▶ [What is being asked]: Set down the full listing exactly as given. Any pictures are to be left out.

##############################

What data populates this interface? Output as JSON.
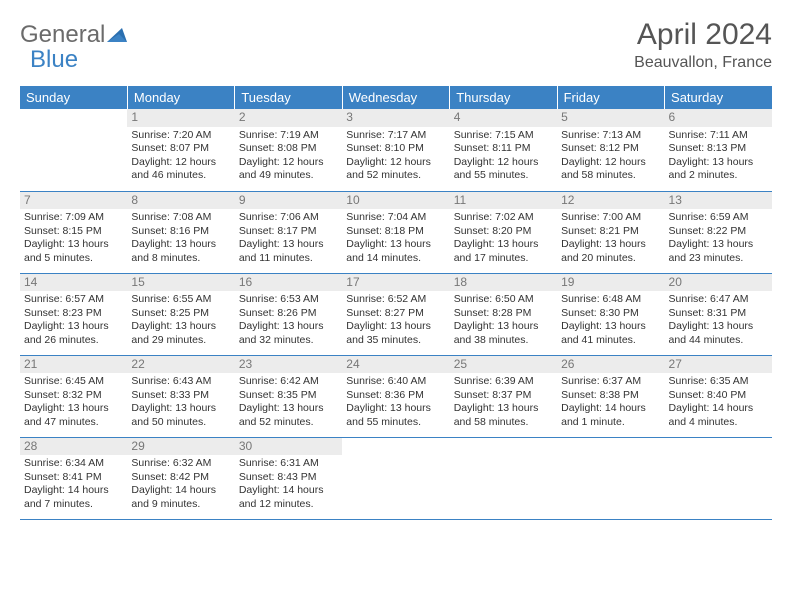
{
  "logo": {
    "word1": "General",
    "word2": "Blue"
  },
  "title": "April 2024",
  "location": "Beauvallon, France",
  "colors": {
    "header_bg": "#3b82c4",
    "header_fg": "#ffffff",
    "daynum_bg": "#ececec",
    "daynum_fg": "#777777",
    "border": "#3b82c4",
    "text": "#333333",
    "logo_gray": "#6b6b6b",
    "logo_blue": "#3b82c4"
  },
  "weekdays": [
    "Sunday",
    "Monday",
    "Tuesday",
    "Wednesday",
    "Thursday",
    "Friday",
    "Saturday"
  ],
  "weeks": [
    [
      null,
      {
        "n": "1",
        "sr": "7:20 AM",
        "ss": "8:07 PM",
        "dl": "12 hours and 46 minutes."
      },
      {
        "n": "2",
        "sr": "7:19 AM",
        "ss": "8:08 PM",
        "dl": "12 hours and 49 minutes."
      },
      {
        "n": "3",
        "sr": "7:17 AM",
        "ss": "8:10 PM",
        "dl": "12 hours and 52 minutes."
      },
      {
        "n": "4",
        "sr": "7:15 AM",
        "ss": "8:11 PM",
        "dl": "12 hours and 55 minutes."
      },
      {
        "n": "5",
        "sr": "7:13 AM",
        "ss": "8:12 PM",
        "dl": "12 hours and 58 minutes."
      },
      {
        "n": "6",
        "sr": "7:11 AM",
        "ss": "8:13 PM",
        "dl": "13 hours and 2 minutes."
      }
    ],
    [
      {
        "n": "7",
        "sr": "7:09 AM",
        "ss": "8:15 PM",
        "dl": "13 hours and 5 minutes."
      },
      {
        "n": "8",
        "sr": "7:08 AM",
        "ss": "8:16 PM",
        "dl": "13 hours and 8 minutes."
      },
      {
        "n": "9",
        "sr": "7:06 AM",
        "ss": "8:17 PM",
        "dl": "13 hours and 11 minutes."
      },
      {
        "n": "10",
        "sr": "7:04 AM",
        "ss": "8:18 PM",
        "dl": "13 hours and 14 minutes."
      },
      {
        "n": "11",
        "sr": "7:02 AM",
        "ss": "8:20 PM",
        "dl": "13 hours and 17 minutes."
      },
      {
        "n": "12",
        "sr": "7:00 AM",
        "ss": "8:21 PM",
        "dl": "13 hours and 20 minutes."
      },
      {
        "n": "13",
        "sr": "6:59 AM",
        "ss": "8:22 PM",
        "dl": "13 hours and 23 minutes."
      }
    ],
    [
      {
        "n": "14",
        "sr": "6:57 AM",
        "ss": "8:23 PM",
        "dl": "13 hours and 26 minutes."
      },
      {
        "n": "15",
        "sr": "6:55 AM",
        "ss": "8:25 PM",
        "dl": "13 hours and 29 minutes."
      },
      {
        "n": "16",
        "sr": "6:53 AM",
        "ss": "8:26 PM",
        "dl": "13 hours and 32 minutes."
      },
      {
        "n": "17",
        "sr": "6:52 AM",
        "ss": "8:27 PM",
        "dl": "13 hours and 35 minutes."
      },
      {
        "n": "18",
        "sr": "6:50 AM",
        "ss": "8:28 PM",
        "dl": "13 hours and 38 minutes."
      },
      {
        "n": "19",
        "sr": "6:48 AM",
        "ss": "8:30 PM",
        "dl": "13 hours and 41 minutes."
      },
      {
        "n": "20",
        "sr": "6:47 AM",
        "ss": "8:31 PM",
        "dl": "13 hours and 44 minutes."
      }
    ],
    [
      {
        "n": "21",
        "sr": "6:45 AM",
        "ss": "8:32 PM",
        "dl": "13 hours and 47 minutes."
      },
      {
        "n": "22",
        "sr": "6:43 AM",
        "ss": "8:33 PM",
        "dl": "13 hours and 50 minutes."
      },
      {
        "n": "23",
        "sr": "6:42 AM",
        "ss": "8:35 PM",
        "dl": "13 hours and 52 minutes."
      },
      {
        "n": "24",
        "sr": "6:40 AM",
        "ss": "8:36 PM",
        "dl": "13 hours and 55 minutes."
      },
      {
        "n": "25",
        "sr": "6:39 AM",
        "ss": "8:37 PM",
        "dl": "13 hours and 58 minutes."
      },
      {
        "n": "26",
        "sr": "6:37 AM",
        "ss": "8:38 PM",
        "dl": "14 hours and 1 minute."
      },
      {
        "n": "27",
        "sr": "6:35 AM",
        "ss": "8:40 PM",
        "dl": "14 hours and 4 minutes."
      }
    ],
    [
      {
        "n": "28",
        "sr": "6:34 AM",
        "ss": "8:41 PM",
        "dl": "14 hours and 7 minutes."
      },
      {
        "n": "29",
        "sr": "6:32 AM",
        "ss": "8:42 PM",
        "dl": "14 hours and 9 minutes."
      },
      {
        "n": "30",
        "sr": "6:31 AM",
        "ss": "8:43 PM",
        "dl": "14 hours and 12 minutes."
      },
      null,
      null,
      null,
      null
    ]
  ],
  "labels": {
    "sunrise": "Sunrise:",
    "sunset": "Sunset:",
    "daylight": "Daylight:"
  }
}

##############################

▶ [Response to this task]:
What data populates this interface? Output as JSON.
{
  "logo": {
    "word1": "General",
    "word2": "Blue"
  },
  "title": "April 2024",
  "location": "Beauvallon, France",
  "colors": {
    "header_bg": "#3b82c4",
    "header_fg": "#ffffff",
    "daynum_bg": "#ececec",
    "daynum_fg": "#777777",
    "border": "#3b82c4",
    "text": "#333333",
    "logo_gray": "#6b6b6b",
    "logo_blue": "#3b82c4"
  },
  "weekdays": [
    "Sunday",
    "Monday",
    "Tuesday",
    "Wednesday",
    "Thursday",
    "Friday",
    "Saturday"
  ],
  "weeks": [
    [
      null,
      {
        "n": "1",
        "sr": "7:20 AM",
        "ss": "8:07 PM",
        "dl": "12 hours and 46 minutes."
      },
      {
        "n": "2",
        "sr": "7:19 AM",
        "ss": "8:08 PM",
        "dl": "12 hours and 49 minutes."
      },
      {
        "n": "3",
        "sr": "7:17 AM",
        "ss": "8:10 PM",
        "dl": "12 hours and 52 minutes."
      },
      {
        "n": "4",
        "sr": "7:15 AM",
        "ss": "8:11 PM",
        "dl": "12 hours and 55 minutes."
      },
      {
        "n": "5",
        "sr": "7:13 AM",
        "ss": "8:12 PM",
        "dl": "12 hours and 58 minutes."
      },
      {
        "n": "6",
        "sr": "7:11 AM",
        "ss": "8:13 PM",
        "dl": "13 hours and 2 minutes."
      }
    ],
    [
      {
        "n": "7",
        "sr": "7:09 AM",
        "ss": "8:15 PM",
        "dl": "13 hours and 5 minutes."
      },
      {
        "n": "8",
        "sr": "7:08 AM",
        "ss": "8:16 PM",
        "dl": "13 hours and 8 minutes."
      },
      {
        "n": "9",
        "sr": "7:06 AM",
        "ss": "8:17 PM",
        "dl": "13 hours and 11 minutes."
      },
      {
        "n": "10",
        "sr": "7:04 AM",
        "ss": "8:18 PM",
        "dl": "13 hours and 14 minutes."
      },
      {
        "n": "11",
        "sr": "7:02 AM",
        "ss": "8:20 PM",
        "dl": "13 hours and 17 minutes."
      },
      {
        "n": "12",
        "sr": "7:00 AM",
        "ss": "8:21 PM",
        "dl": "13 hours and 20 minutes."
      },
      {
        "n": "13",
        "sr": "6:59 AM",
        "ss": "8:22 PM",
        "dl": "13 hours and 23 minutes."
      }
    ],
    [
      {
        "n": "14",
        "sr": "6:57 AM",
        "ss": "8:23 PM",
        "dl": "13 hours and 26 minutes."
      },
      {
        "n": "15",
        "sr": "6:55 AM",
        "ss": "8:25 PM",
        "dl": "13 hours and 29 minutes."
      },
      {
        "n": "16",
        "sr": "6:53 AM",
        "ss": "8:26 PM",
        "dl": "13 hours and 32 minutes."
      },
      {
        "n": "17",
        "sr": "6:52 AM",
        "ss": "8:27 PM",
        "dl": "13 hours and 35 minutes."
      },
      {
        "n": "18",
        "sr": "6:50 AM",
        "ss": "8:28 PM",
        "dl": "13 hours and 38 minutes."
      },
      {
        "n": "19",
        "sr": "6:48 AM",
        "ss": "8:30 PM",
        "dl": "13 hours and 41 minutes."
      },
      {
        "n": "20",
        "sr": "6:47 AM",
        "ss": "8:31 PM",
        "dl": "13 hours and 44 minutes."
      }
    ],
    [
      {
        "n": "21",
        "sr": "6:45 AM",
        "ss": "8:32 PM",
        "dl": "13 hours and 47 minutes."
      },
      {
        "n": "22",
        "sr": "6:43 AM",
        "ss": "8:33 PM",
        "dl": "13 hours and 50 minutes."
      },
      {
        "n": "23",
        "sr": "6:42 AM",
        "ss": "8:35 PM",
        "dl": "13 hours and 52 minutes."
      },
      {
        "n": "24",
        "sr": "6:40 AM",
        "ss": "8:36 PM",
        "dl": "13 hours and 55 minutes."
      },
      {
        "n": "25",
        "sr": "6:39 AM",
        "ss": "8:37 PM",
        "dl": "13 hours and 58 minutes."
      },
      {
        "n": "26",
        "sr": "6:37 AM",
        "ss": "8:38 PM",
        "dl": "14 hours and 1 minute."
      },
      {
        "n": "27",
        "sr": "6:35 AM",
        "ss": "8:40 PM",
        "dl": "14 hours and 4 minutes."
      }
    ],
    [
      {
        "n": "28",
        "sr": "6:34 AM",
        "ss": "8:41 PM",
        "dl": "14 hours and 7 minutes."
      },
      {
        "n": "29",
        "sr": "6:32 AM",
        "ss": "8:42 PM",
        "dl": "14 hours and 9 minutes."
      },
      {
        "n": "30",
        "sr": "6:31 AM",
        "ss": "8:43 PM",
        "dl": "14 hours and 12 minutes."
      },
      null,
      null,
      null,
      null
    ]
  ],
  "labels": {
    "sunrise": "Sunrise:",
    "sunset": "Sunset:",
    "daylight": "Daylight:"
  }
}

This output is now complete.